>> Start Data provided

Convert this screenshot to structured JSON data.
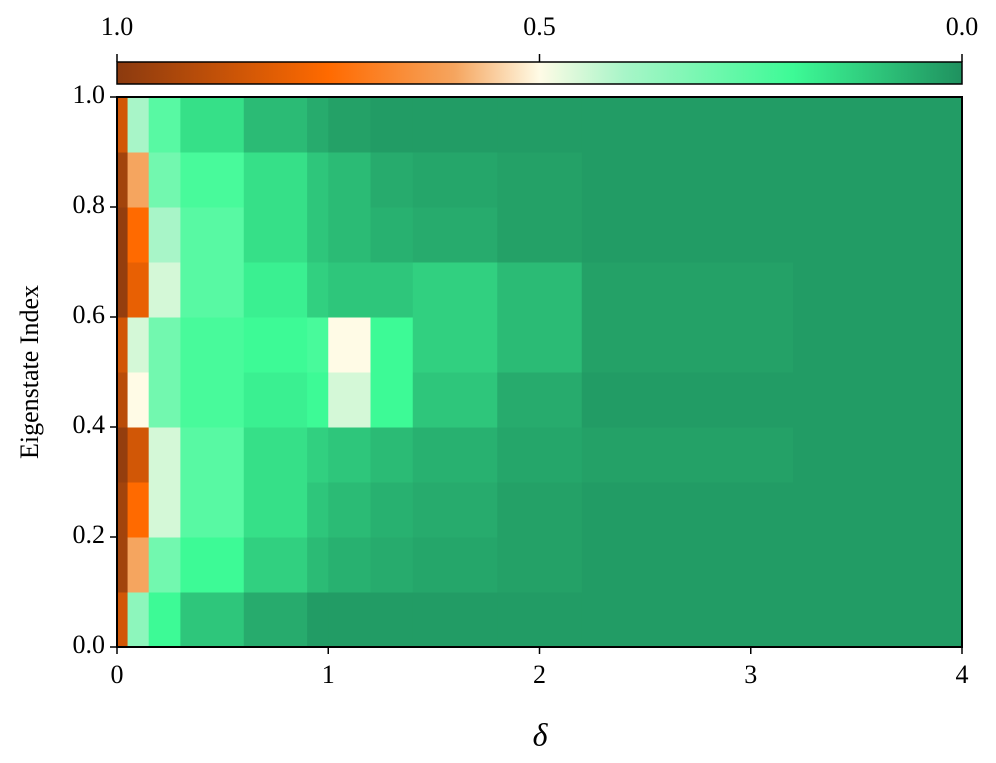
{
  "chart_data": {
    "type": "heatmap",
    "x_label": "δ",
    "y_label": "Eigenstate Index",
    "xlim": [
      0,
      4
    ],
    "ylim": [
      0,
      1
    ],
    "xticks": [
      0,
      1,
      2,
      3,
      4
    ],
    "yticks": [
      {
        "value": 0,
        "label": "0.0"
      },
      0.2,
      0.4,
      0.6,
      0.8,
      {
        "value": 1,
        "label": "1.0"
      }
    ],
    "x_edges": [
      0,
      0.05,
      0.15,
      0.3,
      0.6,
      0.9,
      1.0,
      1.2,
      1.4,
      1.8,
      2.2,
      3.2,
      4
    ],
    "y_edges": [
      0,
      0.1,
      0.2,
      0.3,
      0.4,
      0.5,
      0.6,
      0.7,
      0.8,
      0.9,
      1.0
    ],
    "z": [
      [
        0.85,
        0.35,
        0.2,
        0.1,
        0.05,
        0.02,
        0.02,
        0.02,
        0.02,
        0.02,
        0.02,
        0.02
      ],
      [
        0.95,
        0.6,
        0.3,
        0.2,
        0.12,
        0.08,
        0.06,
        0.05,
        0.04,
        0.03,
        0.02,
        0.02
      ],
      [
        0.95,
        0.75,
        0.45,
        0.25,
        0.15,
        0.1,
        0.08,
        0.06,
        0.05,
        0.03,
        0.02,
        0.02
      ],
      [
        0.98,
        0.85,
        0.45,
        0.25,
        0.15,
        0.12,
        0.1,
        0.08,
        0.06,
        0.04,
        0.03,
        0.02
      ],
      [
        0.9,
        0.5,
        0.3,
        0.22,
        0.18,
        0.2,
        0.45,
        0.2,
        0.1,
        0.05,
        0.02,
        0.02
      ],
      [
        0.85,
        0.45,
        0.3,
        0.22,
        0.2,
        0.22,
        0.5,
        0.2,
        0.12,
        0.08,
        0.03,
        0.02
      ],
      [
        0.98,
        0.8,
        0.45,
        0.25,
        0.18,
        0.12,
        0.1,
        0.1,
        0.12,
        0.08,
        0.03,
        0.02
      ],
      [
        0.98,
        0.75,
        0.4,
        0.25,
        0.15,
        0.1,
        0.08,
        0.06,
        0.05,
        0.03,
        0.02,
        0.02
      ],
      [
        0.95,
        0.6,
        0.3,
        0.22,
        0.15,
        0.1,
        0.08,
        0.05,
        0.04,
        0.03,
        0.02,
        0.02
      ],
      [
        0.85,
        0.4,
        0.25,
        0.15,
        0.08,
        0.05,
        0.03,
        0.02,
        0.02,
        0.02,
        0.02,
        0.02
      ]
    ],
    "colormap": [
      {
        "value": 0,
        "color": "#1f915f"
      },
      {
        "value": 0.2,
        "color": "#3dfa96"
      },
      {
        "value": 0.4,
        "color": "#a8f5c8"
      },
      {
        "value": 0.5,
        "color": "#fffbe6"
      },
      {
        "value": 0.6,
        "color": "#f5a55f"
      },
      {
        "value": 0.75,
        "color": "#ff6a00"
      },
      {
        "value": 1,
        "color": "#8b3a0f"
      }
    ],
    "colorbar": {
      "lim": [
        1,
        0
      ],
      "ticks": [
        {
          "value": 1,
          "label": "1.0"
        },
        0.5,
        {
          "value": 0,
          "label": "0.0"
        }
      ]
    }
  }
}
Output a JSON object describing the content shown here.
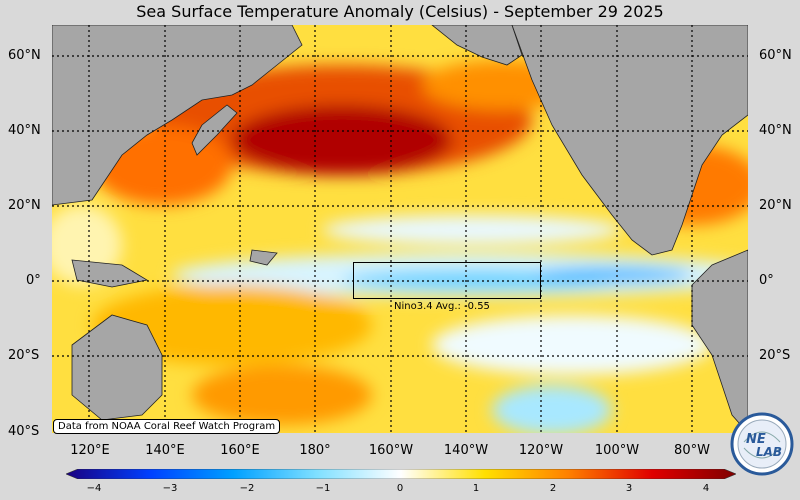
{
  "title": "Sea Surface Temperature Anomaly (Celsius) - September 29 2025",
  "lat_labels_left": [
    "60°N",
    "40°N",
    "20°N",
    "0°",
    "20°S",
    "40°S"
  ],
  "lat_labels_right": [
    "60°N",
    "40°N",
    "20°N",
    "0°",
    "20°S"
  ],
  "lon_labels": [
    "120°E",
    "140°E",
    "160°E",
    "180°",
    "160°W",
    "140°W",
    "120°W",
    "100°W",
    "80°W"
  ],
  "nino_region": {
    "label": "Nino3.4 Avg.: -0.55",
    "avg_anomaly": -0.55
  },
  "credit": "Data from NOAA Coral Reef Watch Program",
  "logo_text": {
    "line1": "NE",
    "line2": "LAB"
  },
  "colorbar": {
    "ticks": [
      "−4",
      "−3",
      "−2",
      "−1",
      "0",
      "1",
      "2",
      "3",
      "4"
    ],
    "range": [
      -4,
      4
    ],
    "colors": [
      "#1a0080",
      "#0040ff",
      "#00a0ff",
      "#80e0ff",
      "#ffffff",
      "#ffe000",
      "#ff8000",
      "#e00000",
      "#800000"
    ]
  },
  "colors": {
    "land": "#a6a6a6",
    "background": "#d9d9d9"
  }
}
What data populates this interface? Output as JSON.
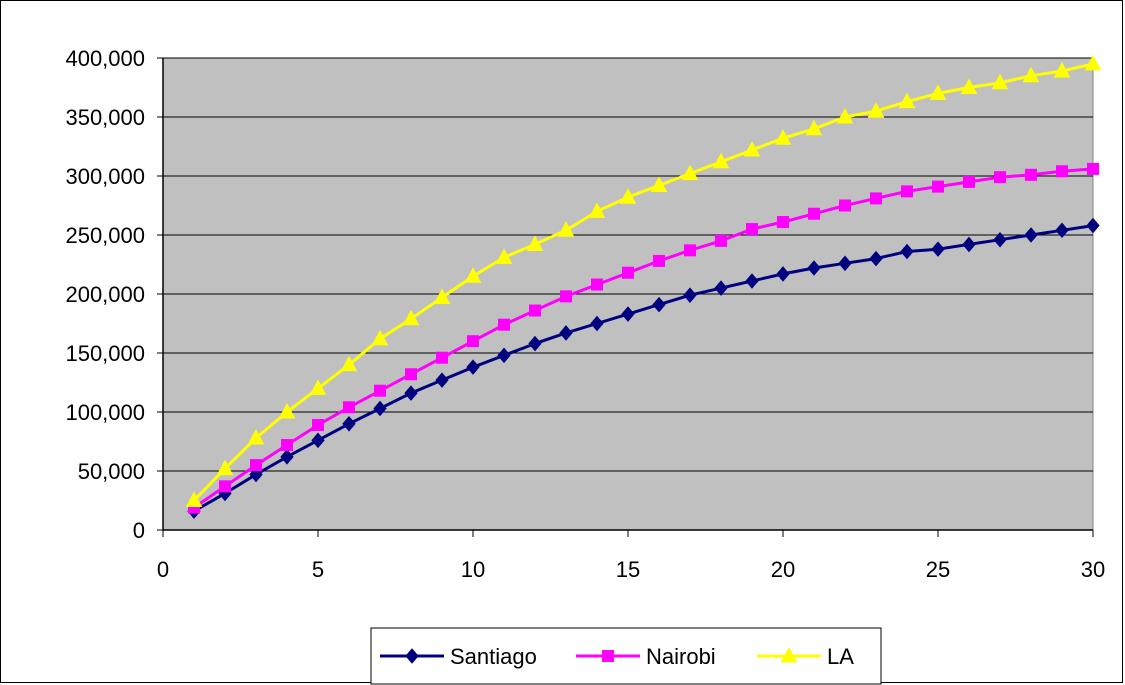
{
  "chart_data": {
    "type": "line",
    "x": [
      1,
      2,
      3,
      4,
      5,
      6,
      7,
      8,
      9,
      10,
      11,
      12,
      13,
      14,
      15,
      16,
      17,
      18,
      19,
      20,
      21,
      22,
      23,
      24,
      25,
      26,
      27,
      28,
      29,
      30
    ],
    "series": [
      {
        "name": "Santiago",
        "color": "#000080",
        "marker": "diamond",
        "values": [
          16000,
          31000,
          47000,
          62000,
          76000,
          90000,
          103000,
          116000,
          127000,
          138000,
          148000,
          158000,
          167000,
          175000,
          183000,
          191000,
          199000,
          205000,
          211000,
          217000,
          222000,
          226000,
          230000,
          236000,
          238000,
          242000,
          246000,
          250000,
          254000,
          258000
        ]
      },
      {
        "name": "Nairobi",
        "color": "#ff00ff",
        "marker": "square",
        "values": [
          19000,
          37000,
          55000,
          72000,
          89000,
          104000,
          118000,
          132000,
          146000,
          160000,
          174000,
          186000,
          198000,
          208000,
          218000,
          228000,
          237000,
          245000,
          255000,
          261000,
          268000,
          275000,
          281000,
          287000,
          291000,
          295000,
          299000,
          301000,
          304000,
          306000
        ]
      },
      {
        "name": "LA",
        "color": "#ffff00",
        "marker": "triangle",
        "values": [
          25000,
          52000,
          78000,
          100000,
          120000,
          140000,
          162000,
          179000,
          197000,
          215000,
          231000,
          242000,
          254000,
          270000,
          282000,
          292000,
          302000,
          312000,
          322000,
          332000,
          340000,
          350000,
          355000,
          363000,
          370000,
          375000,
          379000,
          385000,
          389000,
          395000
        ]
      }
    ],
    "x_ticks": [
      "0",
      "5",
      "10",
      "15",
      "20",
      "25",
      "30"
    ],
    "y_ticks": [
      "0",
      "50,000",
      "100,000",
      "150,000",
      "200,000",
      "250,000",
      "300,000",
      "350,000",
      "400,000"
    ],
    "xlim": [
      0,
      30
    ],
    "ylim": [
      0,
      400000
    ],
    "grid": "horizontal",
    "plot_background": "#c0c0c0",
    "legend_position": "bottom"
  }
}
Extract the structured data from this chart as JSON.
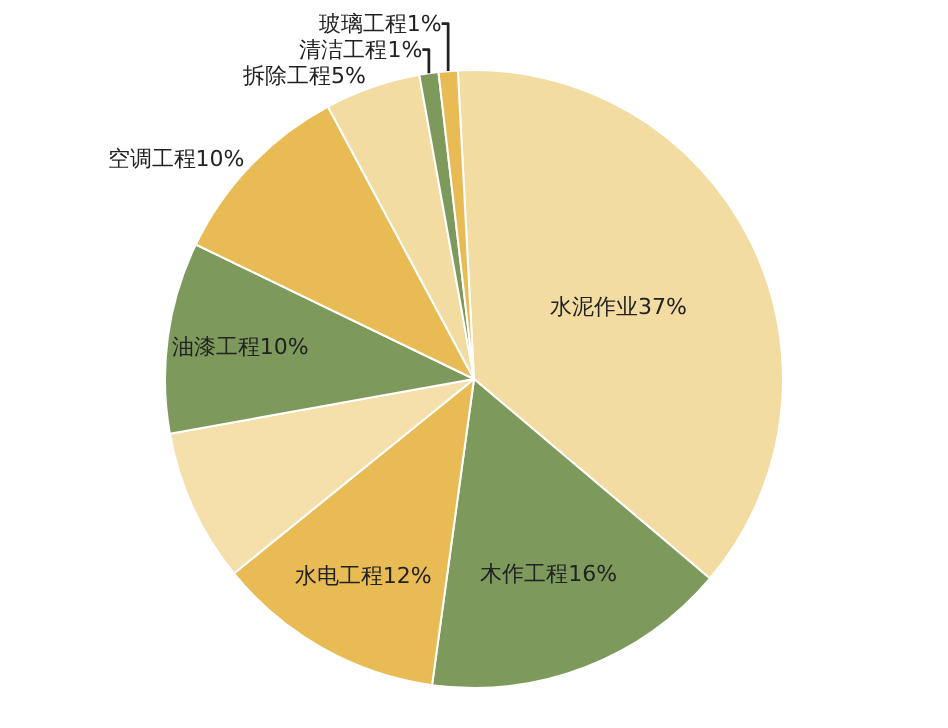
{
  "chart_data": {
    "type": "pie",
    "categories": [
      "水泥作业",
      "木作工程",
      "水电工程",
      null,
      "油漆工程",
      "空调工程",
      "拆除工程",
      "清洁工程",
      "玻璃工程"
    ],
    "values": [
      37,
      16,
      12,
      8,
      10,
      10,
      5,
      1,
      1
    ],
    "value_labels": [
      "37%",
      "16%",
      "12%",
      null,
      "10%",
      "10%",
      "5%",
      "1%",
      "1%"
    ],
    "colors": [
      "#f3dca2",
      "#7d9a5c",
      "#e8bb55",
      "#f5e0ab",
      "#7d9a5c",
      "#e8bb55",
      "#f3dca2",
      "#7d9a5c",
      "#e8bb55"
    ],
    "legend": false
  }
}
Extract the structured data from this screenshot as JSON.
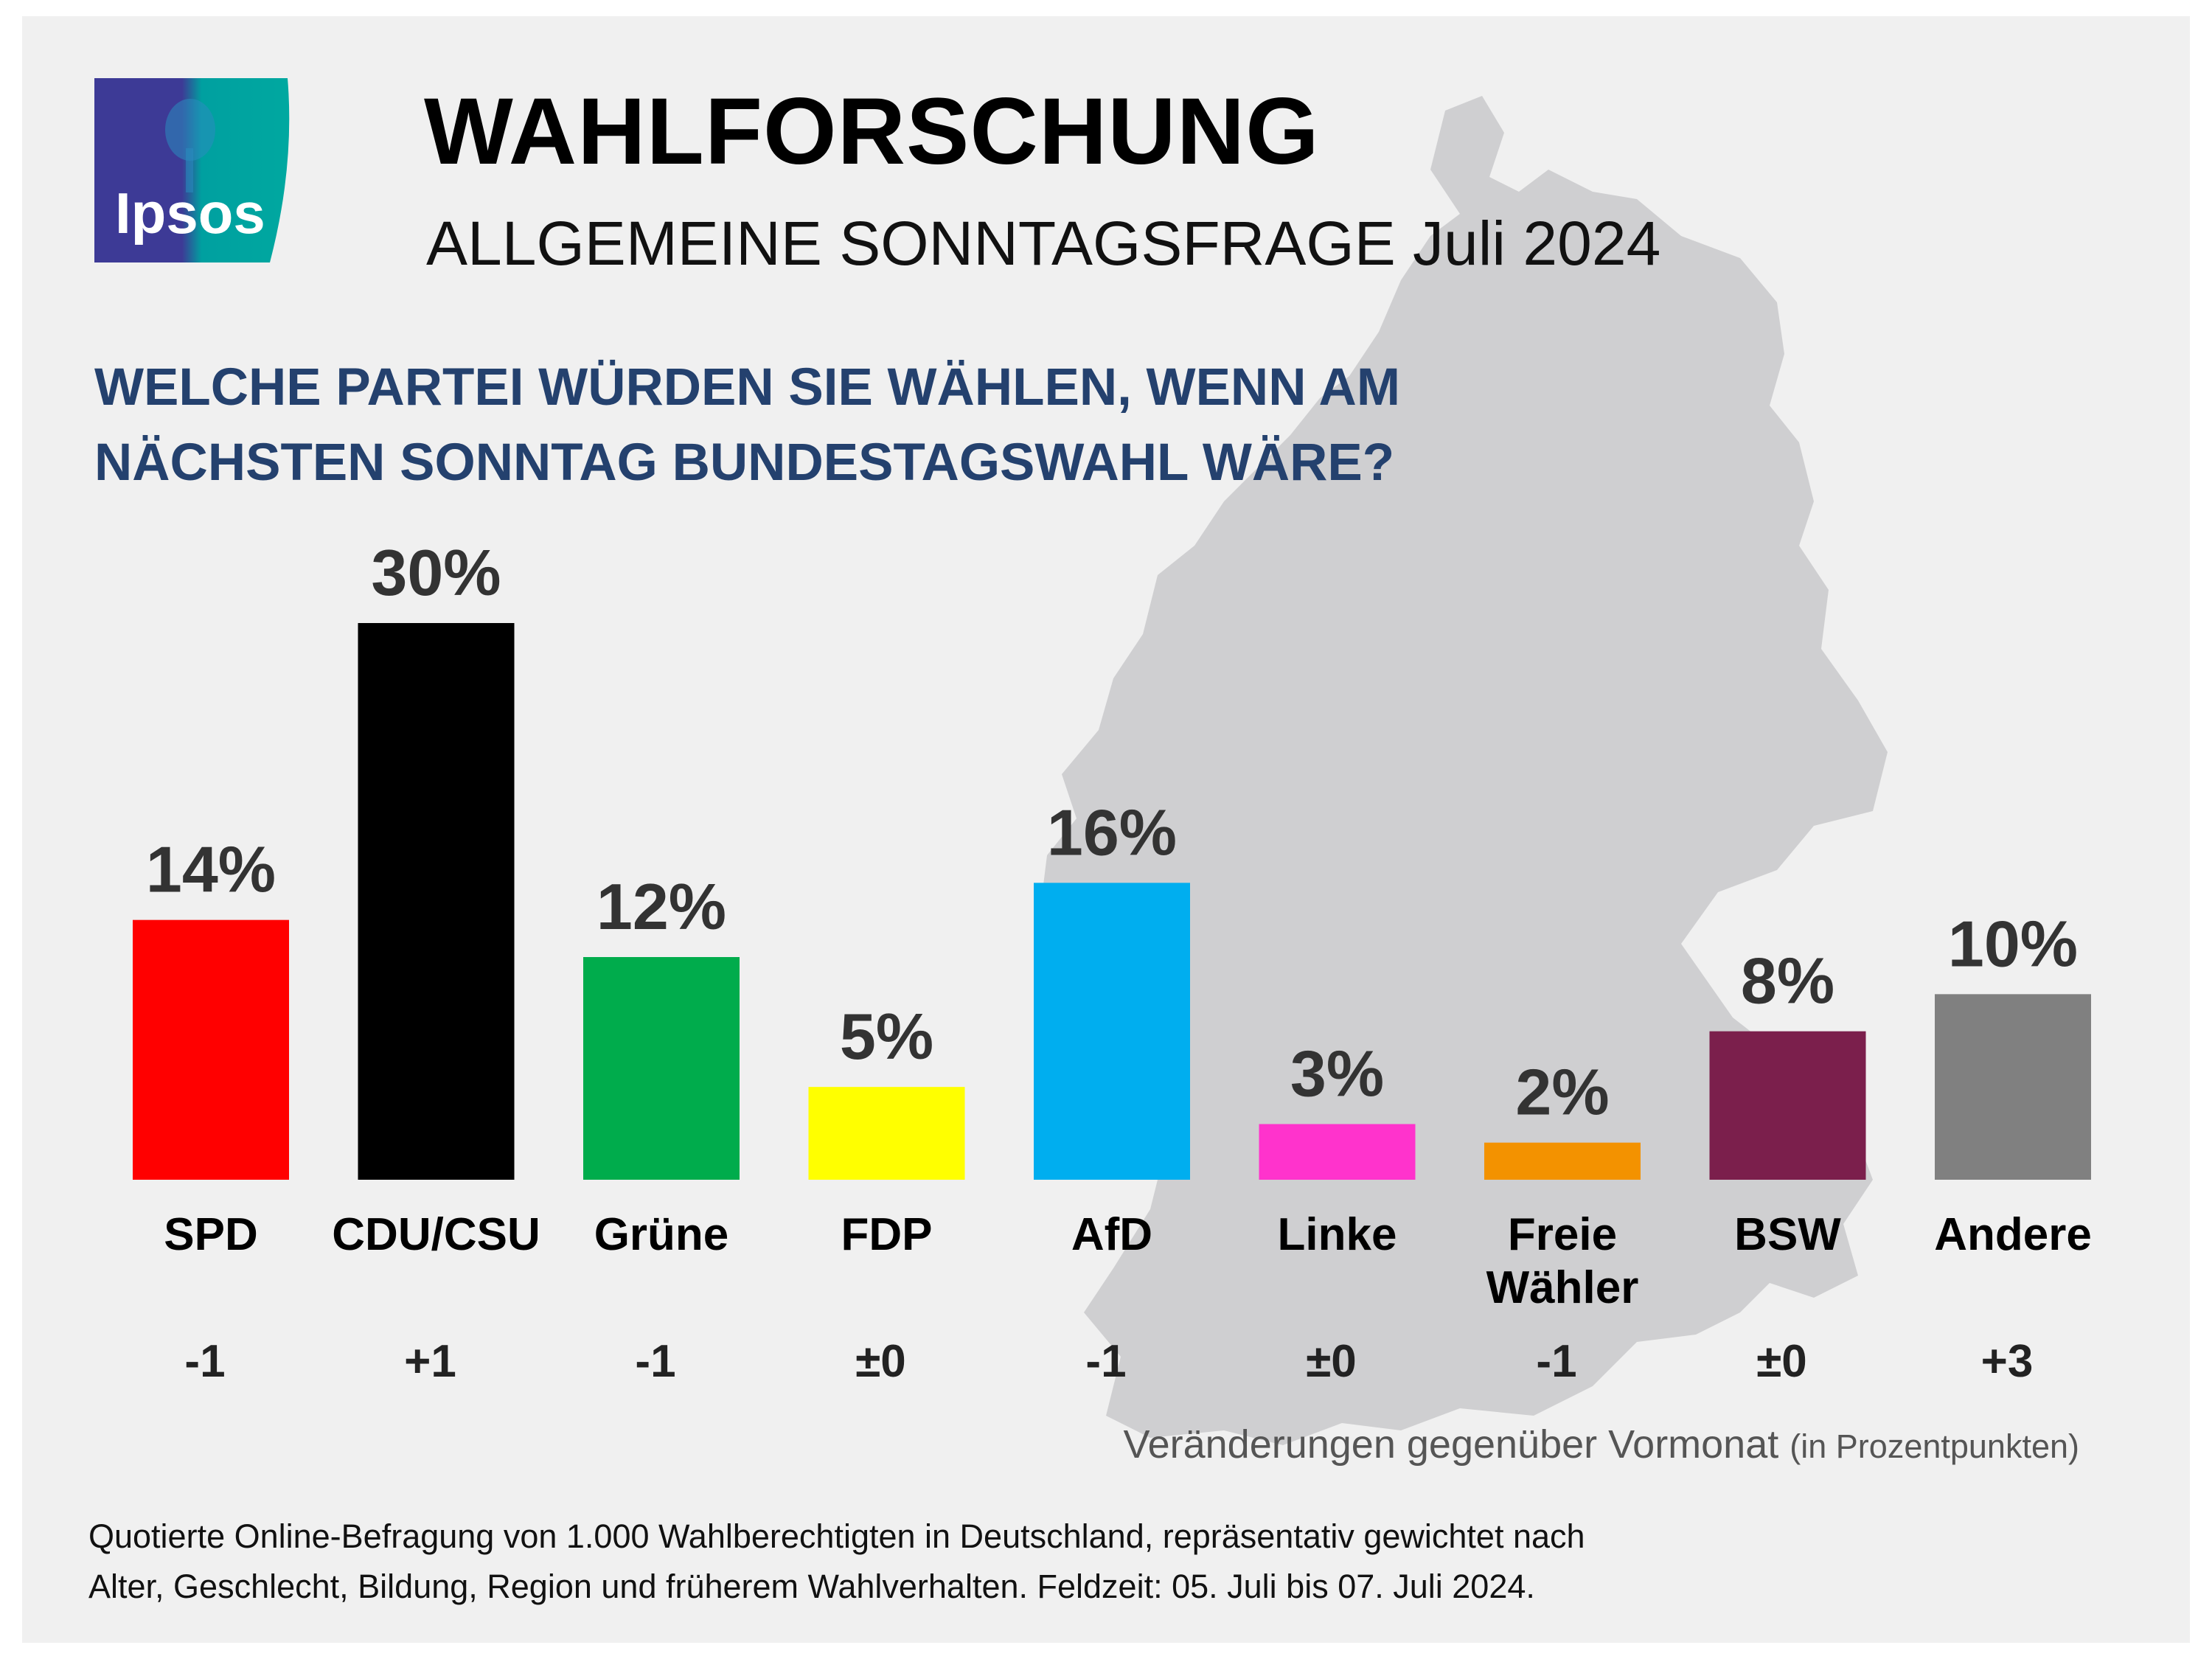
{
  "header": {
    "logo_text": "Ipsos",
    "title": "WAHLFORSCHUNG",
    "subtitle": "ALLGEMEINE SONNTAGSFRAGE Juli 2024"
  },
  "question": "WELCHE PARTEI WÜRDEN SIE WÄHLEN, WENN AM NÄCHSTEN SONNTAG BUNDESTAGSWAHL WÄRE?",
  "chart_data": {
    "type": "bar",
    "categories": [
      "SPD",
      "CDU/CSU",
      "Grüne",
      "FDP",
      "AfD",
      "Linke",
      "Freie Wähler",
      "BSW",
      "Andere"
    ],
    "category_lines": [
      [
        "SPD"
      ],
      [
        "CDU/CSU"
      ],
      [
        "Grüne"
      ],
      [
        "FDP"
      ],
      [
        "AfD"
      ],
      [
        "Linke"
      ],
      [
        "Freie",
        "Wähler"
      ],
      [
        "BSW"
      ],
      [
        "Andere"
      ]
    ],
    "values": [
      14,
      30,
      12,
      5,
      16,
      3,
      2,
      8,
      10
    ],
    "value_labels": [
      "14%",
      "30%",
      "12%",
      "5%",
      "16%",
      "3%",
      "2%",
      "8%",
      "10%"
    ],
    "changes": [
      "-1",
      "+1",
      "-1",
      "±0",
      "-1",
      "±0",
      "-1",
      "±0",
      "+3"
    ],
    "colors": [
      "#ff0000",
      "#000000",
      "#00ac4c",
      "#ffff00",
      "#00aeef",
      "#ff33cc",
      "#f39200",
      "#7b1f4c",
      "#808080"
    ],
    "ylim": [
      0,
      30
    ]
  },
  "change_note": {
    "main": "Veränderungen gegenüber Vormonat",
    "detail": "(in Prozentpunkten)"
  },
  "footnote": {
    "line1": "Quotierte Online-Befragung von 1.000 Wahlberechtigten in Deutschland, repräsentativ gewichtet nach",
    "line2": "Alter, Geschlecht, Bildung, Region und früherem Wahlverhalten. Feldzeit: 05. Juli bis 07. Juli 2024."
  },
  "colors": {
    "background": "#f0f0f0",
    "question": "#24416e",
    "map": "#cfcfd1",
    "logo_blue": "#3d3a96",
    "logo_teal": "#00a0a0"
  }
}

>> End Data provided

The problem ▸ State the number of lines in this listing that contain the string "Output", and add nothing else.

Response ▸ 2